Excerpts from a figure dataset:
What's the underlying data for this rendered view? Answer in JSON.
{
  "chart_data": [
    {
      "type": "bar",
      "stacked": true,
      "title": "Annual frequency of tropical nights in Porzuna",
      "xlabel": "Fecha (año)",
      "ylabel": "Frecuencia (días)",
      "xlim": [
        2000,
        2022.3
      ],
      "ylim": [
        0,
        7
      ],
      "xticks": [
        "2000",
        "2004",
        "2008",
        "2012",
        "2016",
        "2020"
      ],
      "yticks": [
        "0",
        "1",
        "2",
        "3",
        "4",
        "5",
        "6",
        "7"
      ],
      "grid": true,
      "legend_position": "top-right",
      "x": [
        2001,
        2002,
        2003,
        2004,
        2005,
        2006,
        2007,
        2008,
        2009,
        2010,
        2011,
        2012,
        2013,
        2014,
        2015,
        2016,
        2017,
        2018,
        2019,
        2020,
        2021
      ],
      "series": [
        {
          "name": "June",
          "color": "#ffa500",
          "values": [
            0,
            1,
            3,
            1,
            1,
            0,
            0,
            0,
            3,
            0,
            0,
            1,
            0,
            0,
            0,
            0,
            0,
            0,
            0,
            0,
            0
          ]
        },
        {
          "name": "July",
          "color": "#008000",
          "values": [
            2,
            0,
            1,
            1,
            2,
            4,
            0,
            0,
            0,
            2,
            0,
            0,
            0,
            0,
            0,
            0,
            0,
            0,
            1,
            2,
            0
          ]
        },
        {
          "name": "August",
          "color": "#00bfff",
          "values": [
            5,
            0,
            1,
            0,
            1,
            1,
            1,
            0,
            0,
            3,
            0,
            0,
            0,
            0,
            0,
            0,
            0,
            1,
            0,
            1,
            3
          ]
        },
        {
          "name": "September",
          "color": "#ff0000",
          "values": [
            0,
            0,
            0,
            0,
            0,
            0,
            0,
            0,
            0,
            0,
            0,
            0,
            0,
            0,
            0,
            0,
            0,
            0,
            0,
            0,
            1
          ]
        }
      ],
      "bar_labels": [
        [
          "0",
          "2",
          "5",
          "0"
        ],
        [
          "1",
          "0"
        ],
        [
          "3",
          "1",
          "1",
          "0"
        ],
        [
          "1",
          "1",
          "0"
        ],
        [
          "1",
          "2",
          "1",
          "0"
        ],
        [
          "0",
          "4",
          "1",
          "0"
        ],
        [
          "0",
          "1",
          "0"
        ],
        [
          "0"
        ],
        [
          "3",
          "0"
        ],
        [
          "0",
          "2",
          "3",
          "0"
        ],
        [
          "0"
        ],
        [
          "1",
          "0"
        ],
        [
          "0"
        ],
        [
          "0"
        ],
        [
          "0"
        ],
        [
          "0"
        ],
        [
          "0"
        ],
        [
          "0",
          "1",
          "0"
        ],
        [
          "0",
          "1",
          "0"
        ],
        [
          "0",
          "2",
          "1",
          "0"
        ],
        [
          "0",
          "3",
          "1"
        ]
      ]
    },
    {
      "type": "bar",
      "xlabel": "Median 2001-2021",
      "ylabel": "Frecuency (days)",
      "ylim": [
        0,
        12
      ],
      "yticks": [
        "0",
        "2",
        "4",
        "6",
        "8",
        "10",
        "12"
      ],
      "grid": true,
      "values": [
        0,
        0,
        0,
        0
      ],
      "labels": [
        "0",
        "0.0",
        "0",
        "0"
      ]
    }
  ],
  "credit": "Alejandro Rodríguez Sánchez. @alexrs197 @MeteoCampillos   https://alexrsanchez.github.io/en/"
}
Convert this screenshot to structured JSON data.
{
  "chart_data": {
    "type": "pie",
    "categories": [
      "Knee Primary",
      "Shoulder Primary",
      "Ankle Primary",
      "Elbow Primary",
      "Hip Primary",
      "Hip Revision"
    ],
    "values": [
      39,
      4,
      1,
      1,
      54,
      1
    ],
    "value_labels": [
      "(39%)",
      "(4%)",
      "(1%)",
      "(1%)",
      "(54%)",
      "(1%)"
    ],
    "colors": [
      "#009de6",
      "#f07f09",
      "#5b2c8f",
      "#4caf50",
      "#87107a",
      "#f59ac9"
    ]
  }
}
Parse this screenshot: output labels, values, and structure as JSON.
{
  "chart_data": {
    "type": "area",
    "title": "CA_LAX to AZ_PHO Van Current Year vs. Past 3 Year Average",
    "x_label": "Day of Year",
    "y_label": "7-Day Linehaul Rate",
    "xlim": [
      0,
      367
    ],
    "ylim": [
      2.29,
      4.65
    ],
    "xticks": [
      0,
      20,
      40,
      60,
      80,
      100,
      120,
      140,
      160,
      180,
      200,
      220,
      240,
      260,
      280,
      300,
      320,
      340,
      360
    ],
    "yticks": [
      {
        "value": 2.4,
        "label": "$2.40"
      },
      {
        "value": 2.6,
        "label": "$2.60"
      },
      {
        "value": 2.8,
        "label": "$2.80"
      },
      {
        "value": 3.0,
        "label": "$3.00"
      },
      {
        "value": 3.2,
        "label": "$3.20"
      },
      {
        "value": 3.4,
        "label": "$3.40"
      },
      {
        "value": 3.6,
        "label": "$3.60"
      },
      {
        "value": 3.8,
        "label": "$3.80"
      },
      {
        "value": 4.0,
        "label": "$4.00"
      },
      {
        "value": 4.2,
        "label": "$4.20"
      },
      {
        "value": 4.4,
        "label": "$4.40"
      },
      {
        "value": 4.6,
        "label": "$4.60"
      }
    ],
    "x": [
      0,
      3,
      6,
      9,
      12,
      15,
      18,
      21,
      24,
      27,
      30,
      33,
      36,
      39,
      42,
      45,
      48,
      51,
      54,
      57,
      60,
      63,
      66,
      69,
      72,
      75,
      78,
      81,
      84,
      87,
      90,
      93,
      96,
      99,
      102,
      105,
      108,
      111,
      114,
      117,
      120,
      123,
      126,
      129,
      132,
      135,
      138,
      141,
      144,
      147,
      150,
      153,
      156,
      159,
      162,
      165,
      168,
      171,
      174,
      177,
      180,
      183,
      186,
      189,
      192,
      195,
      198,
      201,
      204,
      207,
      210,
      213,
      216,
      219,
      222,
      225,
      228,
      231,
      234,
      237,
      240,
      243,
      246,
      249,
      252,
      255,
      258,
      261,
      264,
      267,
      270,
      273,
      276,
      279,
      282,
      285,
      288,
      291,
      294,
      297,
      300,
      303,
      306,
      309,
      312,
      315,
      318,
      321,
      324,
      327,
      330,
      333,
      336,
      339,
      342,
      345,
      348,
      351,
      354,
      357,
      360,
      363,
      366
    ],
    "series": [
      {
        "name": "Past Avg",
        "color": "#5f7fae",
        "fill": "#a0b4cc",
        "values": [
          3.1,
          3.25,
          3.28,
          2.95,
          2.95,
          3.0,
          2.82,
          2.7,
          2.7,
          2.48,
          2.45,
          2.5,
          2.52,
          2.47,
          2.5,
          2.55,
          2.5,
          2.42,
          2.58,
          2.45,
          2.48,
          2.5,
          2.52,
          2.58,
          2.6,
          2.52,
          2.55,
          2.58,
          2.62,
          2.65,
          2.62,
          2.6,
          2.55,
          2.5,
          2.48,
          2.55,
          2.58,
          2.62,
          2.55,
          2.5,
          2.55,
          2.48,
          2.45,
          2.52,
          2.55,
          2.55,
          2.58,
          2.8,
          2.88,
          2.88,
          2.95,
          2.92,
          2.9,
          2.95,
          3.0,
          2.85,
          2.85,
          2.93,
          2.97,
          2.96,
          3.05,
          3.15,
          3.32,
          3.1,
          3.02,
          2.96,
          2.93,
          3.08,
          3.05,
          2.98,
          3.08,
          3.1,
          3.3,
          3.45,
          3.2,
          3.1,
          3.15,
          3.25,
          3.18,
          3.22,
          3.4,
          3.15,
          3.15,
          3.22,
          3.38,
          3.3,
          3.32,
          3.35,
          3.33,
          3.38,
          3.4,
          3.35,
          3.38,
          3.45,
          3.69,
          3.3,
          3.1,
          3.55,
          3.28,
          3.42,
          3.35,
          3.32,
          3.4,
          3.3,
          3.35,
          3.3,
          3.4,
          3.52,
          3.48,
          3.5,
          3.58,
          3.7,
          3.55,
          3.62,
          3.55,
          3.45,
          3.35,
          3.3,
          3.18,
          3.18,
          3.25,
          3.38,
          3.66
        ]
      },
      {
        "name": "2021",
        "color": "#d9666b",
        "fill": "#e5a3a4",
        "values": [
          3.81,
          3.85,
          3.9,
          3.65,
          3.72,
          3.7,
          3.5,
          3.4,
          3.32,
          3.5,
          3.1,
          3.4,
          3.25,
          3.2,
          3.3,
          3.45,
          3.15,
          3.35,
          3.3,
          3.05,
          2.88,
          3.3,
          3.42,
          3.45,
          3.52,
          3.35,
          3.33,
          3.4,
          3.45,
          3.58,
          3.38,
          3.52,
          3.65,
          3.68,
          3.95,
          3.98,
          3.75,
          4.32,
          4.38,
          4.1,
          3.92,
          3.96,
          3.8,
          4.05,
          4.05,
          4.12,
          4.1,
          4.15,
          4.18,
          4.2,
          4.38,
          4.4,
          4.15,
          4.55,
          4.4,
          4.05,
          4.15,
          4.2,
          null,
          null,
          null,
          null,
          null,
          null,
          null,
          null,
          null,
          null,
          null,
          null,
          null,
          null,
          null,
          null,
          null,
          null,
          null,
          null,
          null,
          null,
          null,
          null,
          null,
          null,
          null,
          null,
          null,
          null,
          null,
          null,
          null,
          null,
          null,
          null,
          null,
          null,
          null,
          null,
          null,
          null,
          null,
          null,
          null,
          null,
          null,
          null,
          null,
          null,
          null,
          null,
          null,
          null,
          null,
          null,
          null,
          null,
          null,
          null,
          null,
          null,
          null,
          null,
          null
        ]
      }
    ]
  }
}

> WRITTEN TASK
Identify and copy the lines holding the word "Past".

> THE RESULT
    "title": "CA_LAX to AZ_PHO Van Current Year vs. Past 3 Year Average",
        "name": "Past Avg",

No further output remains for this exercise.